• PROBLEM DESCRIPTION:
Copy each line below that contains "Time".
::::::::::
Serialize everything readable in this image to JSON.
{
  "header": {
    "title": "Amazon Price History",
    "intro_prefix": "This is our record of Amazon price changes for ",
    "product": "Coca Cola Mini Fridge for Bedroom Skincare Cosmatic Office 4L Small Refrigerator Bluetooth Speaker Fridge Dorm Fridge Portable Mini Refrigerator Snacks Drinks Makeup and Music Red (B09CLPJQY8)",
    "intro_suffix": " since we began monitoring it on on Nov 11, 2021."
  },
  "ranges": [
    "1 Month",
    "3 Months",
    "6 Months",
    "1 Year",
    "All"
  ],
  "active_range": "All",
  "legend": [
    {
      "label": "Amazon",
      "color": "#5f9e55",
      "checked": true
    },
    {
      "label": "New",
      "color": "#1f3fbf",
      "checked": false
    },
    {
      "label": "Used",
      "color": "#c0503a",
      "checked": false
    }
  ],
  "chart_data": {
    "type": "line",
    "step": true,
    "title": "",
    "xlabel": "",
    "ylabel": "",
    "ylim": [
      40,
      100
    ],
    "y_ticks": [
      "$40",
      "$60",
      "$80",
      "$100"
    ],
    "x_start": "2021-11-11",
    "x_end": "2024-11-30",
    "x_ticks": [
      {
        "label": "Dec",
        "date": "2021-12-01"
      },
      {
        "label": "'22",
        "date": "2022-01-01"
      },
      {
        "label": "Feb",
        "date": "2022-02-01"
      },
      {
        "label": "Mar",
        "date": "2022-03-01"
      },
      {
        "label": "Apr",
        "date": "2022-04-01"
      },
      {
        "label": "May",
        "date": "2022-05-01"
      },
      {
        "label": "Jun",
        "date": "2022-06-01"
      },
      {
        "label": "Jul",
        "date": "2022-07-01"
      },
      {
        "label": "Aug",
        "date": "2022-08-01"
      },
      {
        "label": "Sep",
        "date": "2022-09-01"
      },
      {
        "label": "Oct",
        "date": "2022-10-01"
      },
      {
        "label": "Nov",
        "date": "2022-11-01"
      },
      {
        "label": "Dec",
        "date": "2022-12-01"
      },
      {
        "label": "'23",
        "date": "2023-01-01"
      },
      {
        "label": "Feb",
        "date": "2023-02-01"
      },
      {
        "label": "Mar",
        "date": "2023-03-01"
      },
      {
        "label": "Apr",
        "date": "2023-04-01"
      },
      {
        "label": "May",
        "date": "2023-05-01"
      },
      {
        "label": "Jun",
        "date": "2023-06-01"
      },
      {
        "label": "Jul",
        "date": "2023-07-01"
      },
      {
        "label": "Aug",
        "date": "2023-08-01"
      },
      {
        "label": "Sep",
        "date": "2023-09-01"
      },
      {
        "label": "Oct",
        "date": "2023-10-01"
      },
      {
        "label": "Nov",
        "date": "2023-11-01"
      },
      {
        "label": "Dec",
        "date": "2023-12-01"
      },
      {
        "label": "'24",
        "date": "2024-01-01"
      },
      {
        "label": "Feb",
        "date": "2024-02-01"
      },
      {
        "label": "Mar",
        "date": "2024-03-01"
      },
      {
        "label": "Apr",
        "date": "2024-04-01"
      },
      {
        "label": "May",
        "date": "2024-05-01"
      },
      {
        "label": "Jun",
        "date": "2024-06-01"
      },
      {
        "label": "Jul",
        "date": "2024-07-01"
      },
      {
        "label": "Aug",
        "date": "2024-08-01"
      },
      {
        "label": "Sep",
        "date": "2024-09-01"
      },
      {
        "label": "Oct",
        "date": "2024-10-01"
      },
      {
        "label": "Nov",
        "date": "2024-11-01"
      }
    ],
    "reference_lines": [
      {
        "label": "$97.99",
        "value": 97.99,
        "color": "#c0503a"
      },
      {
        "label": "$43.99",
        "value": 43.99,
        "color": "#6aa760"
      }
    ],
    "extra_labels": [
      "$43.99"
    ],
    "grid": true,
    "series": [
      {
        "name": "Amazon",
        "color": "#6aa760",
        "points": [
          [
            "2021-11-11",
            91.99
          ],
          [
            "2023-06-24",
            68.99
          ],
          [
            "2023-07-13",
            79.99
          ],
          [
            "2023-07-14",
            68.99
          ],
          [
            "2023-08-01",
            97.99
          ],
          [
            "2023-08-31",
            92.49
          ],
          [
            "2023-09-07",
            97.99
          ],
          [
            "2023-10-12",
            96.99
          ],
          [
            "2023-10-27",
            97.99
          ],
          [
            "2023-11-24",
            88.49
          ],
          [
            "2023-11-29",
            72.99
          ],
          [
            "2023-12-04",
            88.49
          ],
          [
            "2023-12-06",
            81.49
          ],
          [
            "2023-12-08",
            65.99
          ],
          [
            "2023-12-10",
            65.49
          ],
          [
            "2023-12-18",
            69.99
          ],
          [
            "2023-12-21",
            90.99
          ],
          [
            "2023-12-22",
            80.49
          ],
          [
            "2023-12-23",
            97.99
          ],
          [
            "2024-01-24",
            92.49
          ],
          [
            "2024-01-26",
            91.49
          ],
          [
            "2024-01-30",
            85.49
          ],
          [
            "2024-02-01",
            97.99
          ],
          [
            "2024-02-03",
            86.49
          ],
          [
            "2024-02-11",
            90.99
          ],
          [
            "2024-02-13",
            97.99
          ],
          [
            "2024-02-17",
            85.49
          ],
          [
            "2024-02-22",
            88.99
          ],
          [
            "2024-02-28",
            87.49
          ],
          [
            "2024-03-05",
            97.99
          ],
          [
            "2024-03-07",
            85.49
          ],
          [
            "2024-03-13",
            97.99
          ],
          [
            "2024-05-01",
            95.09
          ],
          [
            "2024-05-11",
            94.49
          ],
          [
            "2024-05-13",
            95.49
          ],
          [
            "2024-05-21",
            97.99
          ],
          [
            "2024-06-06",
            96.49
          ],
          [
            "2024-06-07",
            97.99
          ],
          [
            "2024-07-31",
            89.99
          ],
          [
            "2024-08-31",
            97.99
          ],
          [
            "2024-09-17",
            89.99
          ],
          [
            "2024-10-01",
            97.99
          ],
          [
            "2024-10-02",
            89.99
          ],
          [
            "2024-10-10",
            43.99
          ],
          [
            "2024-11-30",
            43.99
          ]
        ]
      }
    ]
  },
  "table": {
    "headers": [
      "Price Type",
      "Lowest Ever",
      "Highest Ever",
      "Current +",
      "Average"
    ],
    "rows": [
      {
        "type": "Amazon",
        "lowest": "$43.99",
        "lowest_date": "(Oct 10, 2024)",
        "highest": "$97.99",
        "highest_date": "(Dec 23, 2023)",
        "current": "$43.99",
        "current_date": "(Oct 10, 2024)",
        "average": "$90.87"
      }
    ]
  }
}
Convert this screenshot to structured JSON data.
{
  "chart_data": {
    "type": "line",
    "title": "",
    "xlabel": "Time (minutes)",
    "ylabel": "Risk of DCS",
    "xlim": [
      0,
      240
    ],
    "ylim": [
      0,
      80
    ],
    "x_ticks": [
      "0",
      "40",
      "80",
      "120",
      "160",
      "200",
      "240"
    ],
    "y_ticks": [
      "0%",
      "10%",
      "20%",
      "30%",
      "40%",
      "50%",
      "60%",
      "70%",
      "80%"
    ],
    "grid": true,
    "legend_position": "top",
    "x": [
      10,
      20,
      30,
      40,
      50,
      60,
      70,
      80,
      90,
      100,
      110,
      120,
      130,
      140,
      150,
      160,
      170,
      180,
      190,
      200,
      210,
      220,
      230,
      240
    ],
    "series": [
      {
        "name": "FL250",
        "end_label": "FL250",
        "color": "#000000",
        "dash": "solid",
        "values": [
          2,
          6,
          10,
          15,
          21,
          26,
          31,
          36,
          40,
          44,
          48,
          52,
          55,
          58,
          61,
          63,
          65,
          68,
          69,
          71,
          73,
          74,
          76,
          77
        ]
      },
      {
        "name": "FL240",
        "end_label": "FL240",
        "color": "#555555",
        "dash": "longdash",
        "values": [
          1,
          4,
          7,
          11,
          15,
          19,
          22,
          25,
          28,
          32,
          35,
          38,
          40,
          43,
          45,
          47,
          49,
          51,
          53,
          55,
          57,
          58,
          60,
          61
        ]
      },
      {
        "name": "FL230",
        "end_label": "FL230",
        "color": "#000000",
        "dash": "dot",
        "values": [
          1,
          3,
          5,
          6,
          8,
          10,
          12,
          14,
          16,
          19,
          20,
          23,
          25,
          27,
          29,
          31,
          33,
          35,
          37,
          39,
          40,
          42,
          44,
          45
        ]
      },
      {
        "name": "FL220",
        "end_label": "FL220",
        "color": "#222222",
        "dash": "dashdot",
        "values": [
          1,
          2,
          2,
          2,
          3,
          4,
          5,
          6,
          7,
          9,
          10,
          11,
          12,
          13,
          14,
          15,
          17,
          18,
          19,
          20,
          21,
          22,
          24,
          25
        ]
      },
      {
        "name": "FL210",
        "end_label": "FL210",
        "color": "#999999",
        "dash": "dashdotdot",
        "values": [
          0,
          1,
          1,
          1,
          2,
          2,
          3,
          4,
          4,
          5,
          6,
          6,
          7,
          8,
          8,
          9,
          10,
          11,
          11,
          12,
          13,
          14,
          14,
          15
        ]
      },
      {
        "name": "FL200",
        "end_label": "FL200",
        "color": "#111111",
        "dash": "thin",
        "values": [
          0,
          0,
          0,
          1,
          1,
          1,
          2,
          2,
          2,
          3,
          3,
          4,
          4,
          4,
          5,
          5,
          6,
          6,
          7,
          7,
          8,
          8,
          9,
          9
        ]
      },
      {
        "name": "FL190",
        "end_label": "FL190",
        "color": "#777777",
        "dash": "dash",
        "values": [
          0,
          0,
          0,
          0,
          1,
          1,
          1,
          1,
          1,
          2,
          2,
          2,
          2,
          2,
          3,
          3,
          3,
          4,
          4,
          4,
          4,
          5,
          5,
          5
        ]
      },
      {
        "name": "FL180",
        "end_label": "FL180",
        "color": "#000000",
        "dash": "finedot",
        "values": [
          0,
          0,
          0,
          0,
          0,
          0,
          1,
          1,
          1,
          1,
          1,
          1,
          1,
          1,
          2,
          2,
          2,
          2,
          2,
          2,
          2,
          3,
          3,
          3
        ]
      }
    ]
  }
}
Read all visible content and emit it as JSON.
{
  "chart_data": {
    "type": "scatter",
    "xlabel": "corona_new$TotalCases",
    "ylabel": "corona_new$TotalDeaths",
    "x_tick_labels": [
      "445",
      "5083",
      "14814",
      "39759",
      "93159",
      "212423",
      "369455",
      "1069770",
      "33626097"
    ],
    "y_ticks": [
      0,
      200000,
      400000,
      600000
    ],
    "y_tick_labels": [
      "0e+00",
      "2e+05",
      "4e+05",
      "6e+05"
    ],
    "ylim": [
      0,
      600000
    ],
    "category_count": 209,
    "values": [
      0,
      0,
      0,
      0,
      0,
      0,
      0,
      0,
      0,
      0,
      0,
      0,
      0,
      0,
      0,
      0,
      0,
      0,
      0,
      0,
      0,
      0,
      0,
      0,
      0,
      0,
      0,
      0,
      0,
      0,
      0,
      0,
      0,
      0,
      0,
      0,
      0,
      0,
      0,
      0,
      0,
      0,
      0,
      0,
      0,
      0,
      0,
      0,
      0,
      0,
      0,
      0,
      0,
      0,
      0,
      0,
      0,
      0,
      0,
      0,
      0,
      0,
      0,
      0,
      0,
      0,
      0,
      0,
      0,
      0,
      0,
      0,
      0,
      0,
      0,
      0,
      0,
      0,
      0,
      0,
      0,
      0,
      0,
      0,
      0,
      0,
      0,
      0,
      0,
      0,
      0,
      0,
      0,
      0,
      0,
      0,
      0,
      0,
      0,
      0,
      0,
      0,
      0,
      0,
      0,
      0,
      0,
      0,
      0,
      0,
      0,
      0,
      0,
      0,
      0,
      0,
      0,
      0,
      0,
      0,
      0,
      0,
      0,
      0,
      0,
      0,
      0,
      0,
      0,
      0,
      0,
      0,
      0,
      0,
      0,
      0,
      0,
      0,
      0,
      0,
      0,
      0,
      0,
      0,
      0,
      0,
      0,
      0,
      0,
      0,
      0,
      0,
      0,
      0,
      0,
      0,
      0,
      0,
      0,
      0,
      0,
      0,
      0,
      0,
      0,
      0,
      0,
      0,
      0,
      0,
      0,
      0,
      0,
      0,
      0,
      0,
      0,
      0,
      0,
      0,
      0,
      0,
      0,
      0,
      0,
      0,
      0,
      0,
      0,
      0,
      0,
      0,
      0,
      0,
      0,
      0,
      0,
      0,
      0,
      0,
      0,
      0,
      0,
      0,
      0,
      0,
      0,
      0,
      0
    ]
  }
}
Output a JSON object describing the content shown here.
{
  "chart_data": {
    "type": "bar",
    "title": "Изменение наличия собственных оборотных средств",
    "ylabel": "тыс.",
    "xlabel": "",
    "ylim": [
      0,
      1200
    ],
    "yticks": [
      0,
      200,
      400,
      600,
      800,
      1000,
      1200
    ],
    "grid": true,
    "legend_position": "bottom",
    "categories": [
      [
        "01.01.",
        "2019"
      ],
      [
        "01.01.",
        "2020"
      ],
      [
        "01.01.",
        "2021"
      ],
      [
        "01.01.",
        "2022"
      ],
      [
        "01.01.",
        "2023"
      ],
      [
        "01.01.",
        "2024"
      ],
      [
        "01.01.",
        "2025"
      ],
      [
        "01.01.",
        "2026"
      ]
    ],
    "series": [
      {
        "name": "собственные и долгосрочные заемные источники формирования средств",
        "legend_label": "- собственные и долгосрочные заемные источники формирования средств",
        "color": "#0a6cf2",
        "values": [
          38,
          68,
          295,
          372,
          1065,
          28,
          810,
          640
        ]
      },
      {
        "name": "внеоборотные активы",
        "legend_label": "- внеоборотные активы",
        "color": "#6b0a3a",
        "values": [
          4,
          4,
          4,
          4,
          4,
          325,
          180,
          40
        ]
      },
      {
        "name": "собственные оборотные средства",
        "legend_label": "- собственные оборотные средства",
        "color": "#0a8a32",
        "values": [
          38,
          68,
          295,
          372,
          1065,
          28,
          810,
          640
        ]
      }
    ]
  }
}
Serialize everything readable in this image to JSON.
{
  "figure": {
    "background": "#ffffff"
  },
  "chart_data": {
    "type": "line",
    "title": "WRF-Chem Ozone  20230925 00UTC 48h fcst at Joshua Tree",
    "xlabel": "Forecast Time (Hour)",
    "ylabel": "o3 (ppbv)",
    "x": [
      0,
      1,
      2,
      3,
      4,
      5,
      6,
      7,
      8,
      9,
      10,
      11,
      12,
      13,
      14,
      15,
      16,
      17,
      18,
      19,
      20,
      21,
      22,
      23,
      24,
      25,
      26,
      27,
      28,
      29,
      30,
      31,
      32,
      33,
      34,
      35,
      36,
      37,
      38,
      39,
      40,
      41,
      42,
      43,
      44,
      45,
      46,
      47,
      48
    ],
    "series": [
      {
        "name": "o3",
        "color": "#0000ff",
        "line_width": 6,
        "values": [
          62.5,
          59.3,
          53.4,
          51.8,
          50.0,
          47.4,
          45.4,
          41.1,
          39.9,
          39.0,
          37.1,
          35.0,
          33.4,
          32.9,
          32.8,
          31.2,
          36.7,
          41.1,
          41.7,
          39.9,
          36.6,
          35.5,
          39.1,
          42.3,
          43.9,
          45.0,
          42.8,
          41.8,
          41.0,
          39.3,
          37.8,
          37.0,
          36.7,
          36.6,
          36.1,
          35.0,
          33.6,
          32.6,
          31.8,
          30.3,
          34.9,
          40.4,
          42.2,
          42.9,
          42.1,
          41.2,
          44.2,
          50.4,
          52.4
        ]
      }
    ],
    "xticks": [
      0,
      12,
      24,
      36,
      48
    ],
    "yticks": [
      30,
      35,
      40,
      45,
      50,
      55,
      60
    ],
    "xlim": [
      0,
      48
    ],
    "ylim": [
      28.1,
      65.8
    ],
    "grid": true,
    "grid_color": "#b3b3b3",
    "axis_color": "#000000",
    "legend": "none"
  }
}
::::::::::
• THE RESPONSE:
    "xlabel": "Time (minutes)",
    "xlabel": "Forecast Time (Hour)",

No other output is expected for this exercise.